Write each line out exactly, leaving none out.
== Exercise material
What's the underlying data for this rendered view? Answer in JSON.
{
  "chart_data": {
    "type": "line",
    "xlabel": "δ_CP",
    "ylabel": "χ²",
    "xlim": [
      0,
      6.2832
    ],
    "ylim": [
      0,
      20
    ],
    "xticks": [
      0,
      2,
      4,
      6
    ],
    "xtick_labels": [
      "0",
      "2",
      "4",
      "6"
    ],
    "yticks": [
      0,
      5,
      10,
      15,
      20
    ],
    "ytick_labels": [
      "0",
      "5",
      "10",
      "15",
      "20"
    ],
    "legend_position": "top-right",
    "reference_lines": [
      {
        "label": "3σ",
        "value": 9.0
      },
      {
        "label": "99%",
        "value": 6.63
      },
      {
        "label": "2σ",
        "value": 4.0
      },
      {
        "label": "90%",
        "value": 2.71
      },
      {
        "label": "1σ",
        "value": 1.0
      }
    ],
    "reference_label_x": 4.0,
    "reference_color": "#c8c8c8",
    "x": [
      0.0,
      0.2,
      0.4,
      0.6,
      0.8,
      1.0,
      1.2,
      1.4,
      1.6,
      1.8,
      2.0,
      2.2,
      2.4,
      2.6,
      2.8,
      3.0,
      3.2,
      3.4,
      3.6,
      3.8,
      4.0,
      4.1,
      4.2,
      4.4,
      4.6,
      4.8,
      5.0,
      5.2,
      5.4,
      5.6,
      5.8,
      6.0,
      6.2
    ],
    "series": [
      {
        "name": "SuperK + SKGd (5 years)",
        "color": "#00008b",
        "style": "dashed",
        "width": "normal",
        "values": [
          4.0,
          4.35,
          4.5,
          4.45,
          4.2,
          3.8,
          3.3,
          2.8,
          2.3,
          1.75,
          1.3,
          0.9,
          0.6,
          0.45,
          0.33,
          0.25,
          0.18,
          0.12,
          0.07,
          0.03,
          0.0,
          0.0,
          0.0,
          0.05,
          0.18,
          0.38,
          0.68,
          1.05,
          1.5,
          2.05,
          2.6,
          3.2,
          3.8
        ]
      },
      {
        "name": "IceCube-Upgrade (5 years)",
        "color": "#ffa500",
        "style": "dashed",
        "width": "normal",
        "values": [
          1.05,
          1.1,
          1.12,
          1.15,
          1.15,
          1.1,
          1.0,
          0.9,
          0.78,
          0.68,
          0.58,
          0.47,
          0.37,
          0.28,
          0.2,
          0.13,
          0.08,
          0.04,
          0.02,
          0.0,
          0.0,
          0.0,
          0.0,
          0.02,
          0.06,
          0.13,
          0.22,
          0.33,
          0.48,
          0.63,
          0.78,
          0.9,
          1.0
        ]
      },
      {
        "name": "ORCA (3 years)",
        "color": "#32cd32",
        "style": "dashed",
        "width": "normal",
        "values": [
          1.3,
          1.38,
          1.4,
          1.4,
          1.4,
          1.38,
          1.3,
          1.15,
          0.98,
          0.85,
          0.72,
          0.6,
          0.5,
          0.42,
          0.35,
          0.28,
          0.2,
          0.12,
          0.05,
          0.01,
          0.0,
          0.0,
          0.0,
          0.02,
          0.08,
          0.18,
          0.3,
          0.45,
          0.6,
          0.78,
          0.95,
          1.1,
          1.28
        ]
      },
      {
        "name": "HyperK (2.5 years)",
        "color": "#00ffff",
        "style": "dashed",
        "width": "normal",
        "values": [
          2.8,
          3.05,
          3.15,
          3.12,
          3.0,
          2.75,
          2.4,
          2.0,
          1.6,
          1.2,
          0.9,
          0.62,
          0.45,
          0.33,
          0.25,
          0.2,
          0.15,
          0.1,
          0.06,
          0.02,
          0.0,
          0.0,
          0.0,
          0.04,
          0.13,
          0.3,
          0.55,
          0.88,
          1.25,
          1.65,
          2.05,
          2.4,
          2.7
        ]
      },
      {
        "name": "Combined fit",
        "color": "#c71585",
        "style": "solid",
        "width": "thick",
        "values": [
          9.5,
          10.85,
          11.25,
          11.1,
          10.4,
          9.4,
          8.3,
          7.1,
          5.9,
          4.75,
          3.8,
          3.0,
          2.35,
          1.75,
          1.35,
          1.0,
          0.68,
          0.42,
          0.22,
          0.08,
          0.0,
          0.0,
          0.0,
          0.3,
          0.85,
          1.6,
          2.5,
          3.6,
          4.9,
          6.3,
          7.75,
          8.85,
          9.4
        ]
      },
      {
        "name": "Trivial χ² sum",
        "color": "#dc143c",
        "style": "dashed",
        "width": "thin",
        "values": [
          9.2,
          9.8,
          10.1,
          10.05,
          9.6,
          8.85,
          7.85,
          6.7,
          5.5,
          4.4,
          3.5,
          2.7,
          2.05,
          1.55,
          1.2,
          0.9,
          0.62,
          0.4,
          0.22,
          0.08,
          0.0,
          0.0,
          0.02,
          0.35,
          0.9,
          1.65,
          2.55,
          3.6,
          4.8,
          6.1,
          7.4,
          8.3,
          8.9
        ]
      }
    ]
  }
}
====
Solution to this exercise
What's the underlying data for this rendered view? Answer in JSON.
{
  "chart_data": {
    "type": "line",
    "xlabel": "δ_CP",
    "ylabel": "χ²",
    "xlim": [
      0,
      6.2832
    ],
    "ylim": [
      0,
      20
    ],
    "xticks": [
      0,
      2,
      4,
      6
    ],
    "xtick_labels": [
      "0",
      "2",
      "4",
      "6"
    ],
    "yticks": [
      0,
      5,
      10,
      15,
      20
    ],
    "ytick_labels": [
      "0",
      "5",
      "10",
      "15",
      "20"
    ],
    "legend_position": "top-right",
    "reference_lines": [
      {
        "label": "3σ",
        "value": 9.0
      },
      {
        "label": "99%",
        "value": 6.63
      },
      {
        "label": "2σ",
        "value": 4.0
      },
      {
        "label": "90%",
        "value": 2.71
      },
      {
        "label": "1σ",
        "value": 1.0
      }
    ],
    "reference_label_x": 4.0,
    "reference_color": "#c8c8c8",
    "x": [
      0.0,
      0.2,
      0.4,
      0.6,
      0.8,
      1.0,
      1.2,
      1.4,
      1.6,
      1.8,
      2.0,
      2.2,
      2.4,
      2.6,
      2.8,
      3.0,
      3.2,
      3.4,
      3.6,
      3.8,
      4.0,
      4.1,
      4.2,
      4.4,
      4.6,
      4.8,
      5.0,
      5.2,
      5.4,
      5.6,
      5.8,
      6.0,
      6.2
    ],
    "series": [
      {
        "name": "SuperK + SKGd (5 years)",
        "color": "#00008b",
        "style": "dashed",
        "width": "normal",
        "values": [
          4.0,
          4.35,
          4.5,
          4.45,
          4.2,
          3.8,
          3.3,
          2.8,
          2.3,
          1.75,
          1.3,
          0.9,
          0.6,
          0.45,
          0.33,
          0.25,
          0.18,
          0.12,
          0.07,
          0.03,
          0.0,
          0.0,
          0.0,
          0.05,
          0.18,
          0.38,
          0.68,
          1.05,
          1.5,
          2.05,
          2.6,
          3.2,
          3.8
        ]
      },
      {
        "name": "IceCube-Upgrade (5 years)",
        "color": "#ffa500",
        "style": "dashed",
        "width": "normal",
        "values": [
          1.05,
          1.1,
          1.12,
          1.15,
          1.15,
          1.1,
          1.0,
          0.9,
          0.78,
          0.68,
          0.58,
          0.47,
          0.37,
          0.28,
          0.2,
          0.13,
          0.08,
          0.04,
          0.02,
          0.0,
          0.0,
          0.0,
          0.0,
          0.02,
          0.06,
          0.13,
          0.22,
          0.33,
          0.48,
          0.63,
          0.78,
          0.9,
          1.0
        ]
      },
      {
        "name": "ORCA (3 years)",
        "color": "#32cd32",
        "style": "dashed",
        "width": "normal",
        "values": [
          1.3,
          1.38,
          1.4,
          1.4,
          1.4,
          1.38,
          1.3,
          1.15,
          0.98,
          0.85,
          0.72,
          0.6,
          0.5,
          0.42,
          0.35,
          0.28,
          0.2,
          0.12,
          0.05,
          0.01,
          0.0,
          0.0,
          0.0,
          0.02,
          0.08,
          0.18,
          0.3,
          0.45,
          0.6,
          0.78,
          0.95,
          1.1,
          1.28
        ]
      },
      {
        "name": "HyperK (2.5 years)",
        "color": "#00ffff",
        "style": "dashed",
        "width": "normal",
        "values": [
          2.8,
          3.05,
          3.15,
          3.12,
          3.0,
          2.75,
          2.4,
          2.0,
          1.6,
          1.2,
          0.9,
          0.62,
          0.45,
          0.33,
          0.25,
          0.2,
          0.15,
          0.1,
          0.06,
          0.02,
          0.0,
          0.0,
          0.0,
          0.04,
          0.13,
          0.3,
          0.55,
          0.88,
          1.25,
          1.65,
          2.05,
          2.4,
          2.7
        ]
      },
      {
        "name": "Combined fit",
        "color": "#c71585",
        "style": "solid",
        "width": "thick",
        "values": [
          9.5,
          10.85,
          11.25,
          11.1,
          10.4,
          9.4,
          8.3,
          7.1,
          5.9,
          4.75,
          3.8,
          3.0,
          2.35,
          1.75,
          1.35,
          1.0,
          0.68,
          0.42,
          0.22,
          0.08,
          0.0,
          0.0,
          0.0,
          0.3,
          0.85,
          1.6,
          2.5,
          3.6,
          4.9,
          6.3,
          7.75,
          8.85,
          9.4
        ]
      },
      {
        "name": "Trivial χ² sum",
        "color": "#dc143c",
        "style": "dashed",
        "width": "thin",
        "values": [
          9.2,
          9.8,
          10.1,
          10.05,
          9.6,
          8.85,
          7.85,
          6.7,
          5.5,
          4.4,
          3.5,
          2.7,
          2.05,
          1.55,
          1.2,
          0.9,
          0.62,
          0.4,
          0.22,
          0.08,
          0.0,
          0.0,
          0.02,
          0.35,
          0.9,
          1.65,
          2.55,
          3.6,
          4.8,
          6.1,
          7.4,
          8.3,
          8.9
        ]
      }
    ]
  }
}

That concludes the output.